- [Exercise prompt] Can you print every record below exactly as written?

- [Data for processing]
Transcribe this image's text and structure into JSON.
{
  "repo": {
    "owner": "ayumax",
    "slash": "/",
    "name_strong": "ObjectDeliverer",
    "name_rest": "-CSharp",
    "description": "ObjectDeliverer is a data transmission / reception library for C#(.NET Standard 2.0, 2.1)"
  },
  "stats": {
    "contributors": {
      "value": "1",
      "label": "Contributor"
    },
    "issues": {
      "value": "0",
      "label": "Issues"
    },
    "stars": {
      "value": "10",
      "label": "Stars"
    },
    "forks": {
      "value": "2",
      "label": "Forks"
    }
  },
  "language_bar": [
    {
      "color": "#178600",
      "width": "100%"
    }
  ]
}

- [Exercise result]
Transcribe this image's text and structure into JSON.
{
  "repo": {
    "owner": "ayumax",
    "slash": "/",
    "name_strong": "ObjectDeliverer",
    "name_rest": "-CSharp",
    "description": "ObjectDeliverer is a data transmission / reception library for C#(.NET Standard 2.0, 2.1)"
  },
  "stats": {
    "contributors": {
      "value": "1",
      "label": "Contributor"
    },
    "issues": {
      "value": "0",
      "label": "Issues"
    },
    "stars": {
      "value": "10",
      "label": "Stars"
    },
    "forks": {
      "value": "2",
      "label": "Forks"
    }
  },
  "language_bar": [
    {
      "color": "#178600",
      "width": "100%"
    }
  ]
}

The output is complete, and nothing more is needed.